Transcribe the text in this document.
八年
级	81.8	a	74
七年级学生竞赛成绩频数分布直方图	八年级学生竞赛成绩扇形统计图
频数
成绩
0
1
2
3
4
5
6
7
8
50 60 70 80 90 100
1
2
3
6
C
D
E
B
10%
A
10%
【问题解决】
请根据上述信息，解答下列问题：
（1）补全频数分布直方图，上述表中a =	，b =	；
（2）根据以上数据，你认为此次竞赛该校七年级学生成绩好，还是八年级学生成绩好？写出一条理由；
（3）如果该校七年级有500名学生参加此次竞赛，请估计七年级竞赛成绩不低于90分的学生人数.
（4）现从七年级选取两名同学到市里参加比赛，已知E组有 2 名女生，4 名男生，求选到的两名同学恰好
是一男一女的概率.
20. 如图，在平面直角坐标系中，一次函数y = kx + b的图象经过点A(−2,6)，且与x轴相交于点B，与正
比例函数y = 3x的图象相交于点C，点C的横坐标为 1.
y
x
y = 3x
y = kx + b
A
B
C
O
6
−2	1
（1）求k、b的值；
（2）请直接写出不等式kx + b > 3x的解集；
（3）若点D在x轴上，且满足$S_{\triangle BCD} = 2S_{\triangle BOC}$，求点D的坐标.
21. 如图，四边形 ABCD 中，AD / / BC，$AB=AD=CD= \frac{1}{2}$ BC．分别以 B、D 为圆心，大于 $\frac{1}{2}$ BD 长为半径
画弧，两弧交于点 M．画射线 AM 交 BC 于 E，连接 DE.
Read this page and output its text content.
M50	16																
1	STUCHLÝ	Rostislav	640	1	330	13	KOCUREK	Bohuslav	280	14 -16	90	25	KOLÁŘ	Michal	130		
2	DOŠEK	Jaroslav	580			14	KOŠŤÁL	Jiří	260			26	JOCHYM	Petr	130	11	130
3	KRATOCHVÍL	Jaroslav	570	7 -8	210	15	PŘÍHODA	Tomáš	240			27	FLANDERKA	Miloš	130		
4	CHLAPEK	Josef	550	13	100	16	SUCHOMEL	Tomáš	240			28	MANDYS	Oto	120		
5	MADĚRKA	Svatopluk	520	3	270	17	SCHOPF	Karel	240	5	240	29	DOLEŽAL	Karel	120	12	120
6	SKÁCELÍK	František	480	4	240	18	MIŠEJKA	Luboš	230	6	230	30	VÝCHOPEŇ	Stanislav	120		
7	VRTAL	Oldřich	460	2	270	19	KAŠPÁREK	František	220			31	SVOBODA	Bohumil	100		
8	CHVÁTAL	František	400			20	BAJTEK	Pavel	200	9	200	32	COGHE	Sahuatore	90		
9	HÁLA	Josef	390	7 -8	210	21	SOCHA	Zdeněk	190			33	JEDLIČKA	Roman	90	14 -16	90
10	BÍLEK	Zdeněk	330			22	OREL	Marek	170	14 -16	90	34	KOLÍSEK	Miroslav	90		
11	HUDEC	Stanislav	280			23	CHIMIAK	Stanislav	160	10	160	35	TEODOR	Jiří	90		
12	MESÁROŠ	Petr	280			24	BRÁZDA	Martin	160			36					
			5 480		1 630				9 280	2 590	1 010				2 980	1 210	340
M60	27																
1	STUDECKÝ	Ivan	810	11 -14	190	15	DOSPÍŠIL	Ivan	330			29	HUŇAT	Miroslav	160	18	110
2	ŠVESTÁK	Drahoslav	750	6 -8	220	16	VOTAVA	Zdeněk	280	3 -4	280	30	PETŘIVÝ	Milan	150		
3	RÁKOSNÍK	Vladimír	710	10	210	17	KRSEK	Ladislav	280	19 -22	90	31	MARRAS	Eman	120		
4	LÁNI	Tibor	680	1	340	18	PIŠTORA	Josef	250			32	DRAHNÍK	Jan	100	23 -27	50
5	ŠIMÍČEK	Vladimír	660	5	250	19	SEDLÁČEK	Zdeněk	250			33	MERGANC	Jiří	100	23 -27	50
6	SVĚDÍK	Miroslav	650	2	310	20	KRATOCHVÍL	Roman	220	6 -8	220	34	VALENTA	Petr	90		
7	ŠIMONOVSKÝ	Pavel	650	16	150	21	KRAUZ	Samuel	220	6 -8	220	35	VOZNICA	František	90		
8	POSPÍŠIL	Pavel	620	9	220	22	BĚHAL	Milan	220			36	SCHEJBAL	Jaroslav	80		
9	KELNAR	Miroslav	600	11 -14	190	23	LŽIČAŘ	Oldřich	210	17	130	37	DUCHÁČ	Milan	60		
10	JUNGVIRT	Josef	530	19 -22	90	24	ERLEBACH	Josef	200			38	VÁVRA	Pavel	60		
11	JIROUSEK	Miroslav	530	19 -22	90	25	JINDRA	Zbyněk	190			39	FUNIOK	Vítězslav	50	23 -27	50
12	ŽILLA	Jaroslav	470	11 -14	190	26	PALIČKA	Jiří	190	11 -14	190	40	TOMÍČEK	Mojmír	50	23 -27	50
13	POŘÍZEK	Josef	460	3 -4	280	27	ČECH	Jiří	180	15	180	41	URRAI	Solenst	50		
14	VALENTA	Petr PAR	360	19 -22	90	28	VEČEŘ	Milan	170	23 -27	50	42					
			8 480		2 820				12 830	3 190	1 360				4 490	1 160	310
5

•••

Exercise: From the first line to the last, please quote the material above exactly.

Exercise output:
Transcribe the text in this document.
八年
级	81.8	a	74
七年级学生竞赛成绩频数分布直方图	八年级学生竞赛成绩扇形统计图
频数
成绩
0
1
2
3
4
5
6
7
8
50 60 70 80 90 100
1
2
3
6
C
D
E
B
10%
A
10%
【问题解决】
请根据上述信息，解答下列问题：
（1）补全频数分布直方图，上述表中a =	，b =	；
（2）根据以上数据，你认为此次竞赛该校七年级学生成绩好，还是八年级学生成绩好？写出一条理由；
（3）如果该校七年级有500名学生参加此次竞赛，请估计七年级竞赛成绩不低于90分的学生人数.
（4）现从七年级选取两名同学到市里参加比赛，已知E组有 2 名女生，4 名男生，求选到的两名同学恰好
是一男一女的概率.
20. 如图，在平面直角坐标系中，一次函数y = kx + b的图象经过点A(−2,6)，且与x轴相交于点B，与正
比例函数y = 3x的图象相交于点C，点C的横坐标为 1.
y
x
y = 3x
y = kx + b
A
B
C
O
6
−2	1
（1）求k、b的值；
（2）请直接写出不等式kx + b > 3x的解集；
（3）若点D在x轴上，且满足$S_{\triangle BCD} = 2S_{\triangle BOC}$，求点D的坐标.
21. 如图，四边形 ABCD 中，AD / / BC，$AB=AD=CD= \frac{1}{2}$ BC．分别以 B、D 为圆心，大于 $\frac{1}{2}$ BD 长为半径
画弧，两弧交于点 M．画射线 AM 交 BC 于 E，连接 DE.
Read this page and output its text content.
M50	16																
1	STUCHLÝ	Rostislav	640	1	330	13	KOCUREK	Bohuslav	280	14 -16	90	25	KOLÁŘ	Michal	130		
2	DOŠEK	Jaroslav	580			14	KOŠŤÁL	Jiří	260			26	JOCHYM	Petr	130	11	130
3	KRATOCHVÍL	Jaroslav	570	7 -8	210	15	PŘÍHODA	Tomáš	240			27	FLANDERKA	Miloš	130		
4	CHLAPEK	Josef	550	13	100	16	SUCHOMEL	Tomáš	240			28	MANDYS	Oto	120		
5	MADĚRKA	Svatopluk	520	3	270	17	SCHOPF	Karel	240	5	240	29	DOLEŽAL	Karel	120	12	120
6	SKÁCELÍK	František	480	4	240	18	MIŠEJKA	Luboš	230	6	230	30	VÝCHOPEŇ	Stanislav	120		
7	VRTAL	Oldřich	460	2	270	19	KAŠPÁREK	František	220			31	SVOBODA	Bohumil	100		
8	CHVÁTAL	František	400			20	BAJTEK	Pavel	200	9	200	32	COGHE	Sahuatore	90		
9	HÁLA	Josef	390	7 -8	210	21	SOCHA	Zdeněk	190			33	JEDLIČKA	Roman	90	14 -16	90
10	BÍLEK	Zdeněk	330			22	OREL	Marek	170	14 -16	90	34	KOLÍSEK	Miroslav	90		
11	HUDEC	Stanislav	280			23	CHIMIAK	Stanislav	160	10	160	35	TEODOR	Jiří	90		
12	MESÁROŠ	Petr	280			24	BRÁZDA	Martin	160			36					
			5 480		1 630				9 280	2 590	1 010				2 980	1 210	340
M60	27																
1	STUDECKÝ	Ivan	810	11 -14	190	15	DOSPÍŠIL	Ivan	330			29	HUŇAT	Miroslav	160	18	110
2	ŠVESTÁK	Drahoslav	750	6 -8	220	16	VOTAVA	Zdeněk	280	3 -4	280	30	PETŘIVÝ	Milan	150		
3	RÁKOSNÍK	Vladimír	710	10	210	17	KRSEK	Ladislav	280	19 -22	90	31	MARRAS	Eman	120		
4	LÁNI	Tibor	680	1	340	18	PIŠTORA	Josef	250			32	DRAHNÍK	Jan	100	23 -27	50
5	ŠIMÍČEK	Vladimír	660	5	250	19	SEDLÁČEK	Zdeněk	250			33	MERGANC	Jiří	100	23 -27	50
6	SVĚDÍK	Miroslav	650	2	310	20	KRATOCHVÍL	Roman	220	6 -8	220	34	VALENTA	Petr	90		
7	ŠIMONOVSKÝ	Pavel	650	16	150	21	KRAUZ	Samuel	220	6 -8	220	35	VOZNICA	František	90		
8	POSPÍŠIL	Pavel	620	9	220	22	BĚHAL	Milan	220			36	SCHEJBAL	Jaroslav	80		
9	KELNAR	Miroslav	600	11 -14	190	23	LŽIČAŘ	Oldřich	210	17	130	37	DUCHÁČ	Milan	60		
10	JUNGVIRT	Josef	530	19 -22	90	24	ERLEBACH	Josef	200			38	VÁVRA	Pavel	60		
11	JIROUSEK	Miroslav	530	19 -22	90	25	JINDRA	Zbyněk	190			39	FUNIOK	Vítězslav	50	23 -27	50
12	ŽILLA	Jaroslav	470	11 -14	190	26	PALIČKA	Jiří	190	11 -14	190	40	TOMÍČEK	Mojmír	50	23 -27	50
13	POŘÍZEK	Josef	460	3 -4	280	27	ČECH	Jiří	180	15	180	41	URRAI	Solenst	50		
14	VALENTA	Petr PAR	360	19 -22	90	28	VEČEŘ	Milan	170	23 -27	50	42					
			8 480		2 820				12 830	3 190	1 360				4 490	1 160	310
5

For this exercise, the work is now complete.